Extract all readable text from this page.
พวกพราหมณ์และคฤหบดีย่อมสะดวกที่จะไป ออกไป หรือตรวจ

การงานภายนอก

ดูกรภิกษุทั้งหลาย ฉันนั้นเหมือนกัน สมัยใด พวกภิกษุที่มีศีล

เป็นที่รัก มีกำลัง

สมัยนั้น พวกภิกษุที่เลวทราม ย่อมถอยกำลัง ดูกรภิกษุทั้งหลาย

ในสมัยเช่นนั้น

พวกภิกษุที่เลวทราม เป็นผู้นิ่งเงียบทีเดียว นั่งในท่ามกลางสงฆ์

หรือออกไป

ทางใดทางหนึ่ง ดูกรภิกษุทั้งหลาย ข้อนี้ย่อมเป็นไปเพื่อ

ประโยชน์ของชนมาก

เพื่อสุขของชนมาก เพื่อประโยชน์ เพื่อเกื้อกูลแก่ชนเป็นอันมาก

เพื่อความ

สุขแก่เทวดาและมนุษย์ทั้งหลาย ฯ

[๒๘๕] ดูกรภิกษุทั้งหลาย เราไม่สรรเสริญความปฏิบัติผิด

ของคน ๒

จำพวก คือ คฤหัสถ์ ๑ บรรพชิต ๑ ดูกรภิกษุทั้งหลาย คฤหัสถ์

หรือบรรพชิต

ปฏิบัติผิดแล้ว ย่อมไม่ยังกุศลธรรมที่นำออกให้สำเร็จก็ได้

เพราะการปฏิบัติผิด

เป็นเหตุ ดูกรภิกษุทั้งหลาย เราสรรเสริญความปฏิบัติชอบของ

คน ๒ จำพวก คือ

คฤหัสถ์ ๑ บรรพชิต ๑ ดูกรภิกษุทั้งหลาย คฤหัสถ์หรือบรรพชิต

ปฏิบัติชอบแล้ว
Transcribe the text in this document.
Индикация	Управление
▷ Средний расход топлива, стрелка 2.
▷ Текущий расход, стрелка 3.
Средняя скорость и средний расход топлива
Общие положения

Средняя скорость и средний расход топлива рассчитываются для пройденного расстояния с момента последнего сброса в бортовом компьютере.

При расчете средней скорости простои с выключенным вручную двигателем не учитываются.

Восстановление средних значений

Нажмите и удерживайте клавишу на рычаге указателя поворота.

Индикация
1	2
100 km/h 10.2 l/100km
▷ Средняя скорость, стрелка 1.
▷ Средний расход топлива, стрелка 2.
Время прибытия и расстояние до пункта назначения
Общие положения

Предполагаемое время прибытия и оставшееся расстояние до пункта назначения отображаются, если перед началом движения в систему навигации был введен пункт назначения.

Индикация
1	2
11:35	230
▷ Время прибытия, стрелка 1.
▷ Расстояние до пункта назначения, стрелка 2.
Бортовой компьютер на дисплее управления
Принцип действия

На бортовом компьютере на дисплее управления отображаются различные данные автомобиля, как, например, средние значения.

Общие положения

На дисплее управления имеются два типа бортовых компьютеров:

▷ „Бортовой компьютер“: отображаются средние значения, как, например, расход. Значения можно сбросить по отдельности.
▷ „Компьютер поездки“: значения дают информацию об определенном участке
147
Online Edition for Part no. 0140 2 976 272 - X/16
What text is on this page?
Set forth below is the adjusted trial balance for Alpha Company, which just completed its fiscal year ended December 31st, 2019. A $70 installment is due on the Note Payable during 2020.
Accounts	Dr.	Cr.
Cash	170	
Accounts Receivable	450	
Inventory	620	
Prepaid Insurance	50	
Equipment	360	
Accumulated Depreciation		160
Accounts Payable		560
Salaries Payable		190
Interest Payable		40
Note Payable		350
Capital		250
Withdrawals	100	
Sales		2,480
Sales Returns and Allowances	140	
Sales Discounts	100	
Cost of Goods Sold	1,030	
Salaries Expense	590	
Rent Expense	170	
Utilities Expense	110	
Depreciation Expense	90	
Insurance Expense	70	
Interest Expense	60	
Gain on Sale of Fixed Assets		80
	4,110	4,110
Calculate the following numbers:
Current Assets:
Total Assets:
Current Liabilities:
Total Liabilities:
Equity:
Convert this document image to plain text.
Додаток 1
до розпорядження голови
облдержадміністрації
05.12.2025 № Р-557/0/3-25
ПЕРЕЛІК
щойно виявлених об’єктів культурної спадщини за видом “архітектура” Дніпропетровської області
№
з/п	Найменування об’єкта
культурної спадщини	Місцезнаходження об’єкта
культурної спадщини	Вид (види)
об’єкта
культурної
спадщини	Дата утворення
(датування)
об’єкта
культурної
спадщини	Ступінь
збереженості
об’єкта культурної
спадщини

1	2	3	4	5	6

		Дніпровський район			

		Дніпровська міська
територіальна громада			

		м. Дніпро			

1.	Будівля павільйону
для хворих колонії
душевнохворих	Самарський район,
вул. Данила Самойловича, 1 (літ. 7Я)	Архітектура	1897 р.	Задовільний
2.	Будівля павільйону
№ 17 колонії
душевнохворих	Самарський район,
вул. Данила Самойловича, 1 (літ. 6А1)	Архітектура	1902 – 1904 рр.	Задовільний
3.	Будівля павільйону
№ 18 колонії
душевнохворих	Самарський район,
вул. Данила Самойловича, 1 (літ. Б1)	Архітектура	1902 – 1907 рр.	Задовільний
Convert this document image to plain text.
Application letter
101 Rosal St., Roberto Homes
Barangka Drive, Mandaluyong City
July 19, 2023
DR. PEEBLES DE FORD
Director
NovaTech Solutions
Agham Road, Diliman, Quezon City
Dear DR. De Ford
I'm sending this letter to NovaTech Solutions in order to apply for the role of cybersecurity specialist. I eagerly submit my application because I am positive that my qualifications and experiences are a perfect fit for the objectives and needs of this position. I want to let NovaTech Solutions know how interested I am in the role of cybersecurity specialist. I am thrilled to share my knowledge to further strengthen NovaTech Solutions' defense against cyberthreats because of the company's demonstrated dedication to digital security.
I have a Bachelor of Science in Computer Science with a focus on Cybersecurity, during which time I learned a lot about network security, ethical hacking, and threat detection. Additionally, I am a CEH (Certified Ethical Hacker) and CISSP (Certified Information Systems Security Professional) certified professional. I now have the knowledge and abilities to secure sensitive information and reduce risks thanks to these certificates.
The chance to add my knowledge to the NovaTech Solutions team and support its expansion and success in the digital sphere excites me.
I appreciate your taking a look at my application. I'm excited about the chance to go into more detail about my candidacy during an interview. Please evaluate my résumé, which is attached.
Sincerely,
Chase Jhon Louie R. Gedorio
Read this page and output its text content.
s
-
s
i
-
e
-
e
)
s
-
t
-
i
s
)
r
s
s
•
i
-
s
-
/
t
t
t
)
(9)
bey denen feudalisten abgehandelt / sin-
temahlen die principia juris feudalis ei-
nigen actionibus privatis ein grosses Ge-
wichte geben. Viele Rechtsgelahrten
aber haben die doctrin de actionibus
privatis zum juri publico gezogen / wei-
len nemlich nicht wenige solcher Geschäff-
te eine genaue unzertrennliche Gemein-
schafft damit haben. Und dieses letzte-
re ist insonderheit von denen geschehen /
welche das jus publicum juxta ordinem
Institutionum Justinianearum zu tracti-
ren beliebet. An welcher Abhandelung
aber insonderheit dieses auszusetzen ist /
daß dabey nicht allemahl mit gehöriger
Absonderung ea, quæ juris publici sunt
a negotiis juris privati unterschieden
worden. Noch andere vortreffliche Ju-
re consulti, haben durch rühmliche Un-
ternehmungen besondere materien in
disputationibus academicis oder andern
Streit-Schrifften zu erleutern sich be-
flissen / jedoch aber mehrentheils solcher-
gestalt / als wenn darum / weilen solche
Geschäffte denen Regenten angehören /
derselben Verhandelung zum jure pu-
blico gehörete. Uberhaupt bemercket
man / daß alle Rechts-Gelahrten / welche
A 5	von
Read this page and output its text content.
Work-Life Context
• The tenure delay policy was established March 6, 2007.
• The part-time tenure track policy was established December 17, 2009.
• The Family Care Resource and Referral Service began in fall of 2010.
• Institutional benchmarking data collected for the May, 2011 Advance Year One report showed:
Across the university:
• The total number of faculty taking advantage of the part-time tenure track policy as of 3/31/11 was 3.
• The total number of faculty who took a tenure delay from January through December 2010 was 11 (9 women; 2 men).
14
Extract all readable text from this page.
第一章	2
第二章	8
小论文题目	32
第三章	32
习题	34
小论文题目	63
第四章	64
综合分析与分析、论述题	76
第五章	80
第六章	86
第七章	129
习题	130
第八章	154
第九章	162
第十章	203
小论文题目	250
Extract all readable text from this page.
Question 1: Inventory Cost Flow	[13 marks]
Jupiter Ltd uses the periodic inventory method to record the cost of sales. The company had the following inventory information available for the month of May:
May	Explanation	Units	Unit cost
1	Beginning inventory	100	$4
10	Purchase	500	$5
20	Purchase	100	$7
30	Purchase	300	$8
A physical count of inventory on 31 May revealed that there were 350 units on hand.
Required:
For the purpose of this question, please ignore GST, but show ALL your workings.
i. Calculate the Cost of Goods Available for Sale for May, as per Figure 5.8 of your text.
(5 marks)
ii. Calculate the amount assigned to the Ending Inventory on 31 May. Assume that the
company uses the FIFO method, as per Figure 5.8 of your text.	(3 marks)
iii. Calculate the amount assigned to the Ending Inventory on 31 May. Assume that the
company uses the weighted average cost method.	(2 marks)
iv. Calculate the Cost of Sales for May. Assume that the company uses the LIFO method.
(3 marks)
------------------------------------------------------------
Copy out each line of the records that holds the string "Бортовой".

Бортовой компьютер на дисплее управления
▷ „Бортовой компьютер“: отображаются средние значения, как, например, расход. Значения можно сбросить по отдельности.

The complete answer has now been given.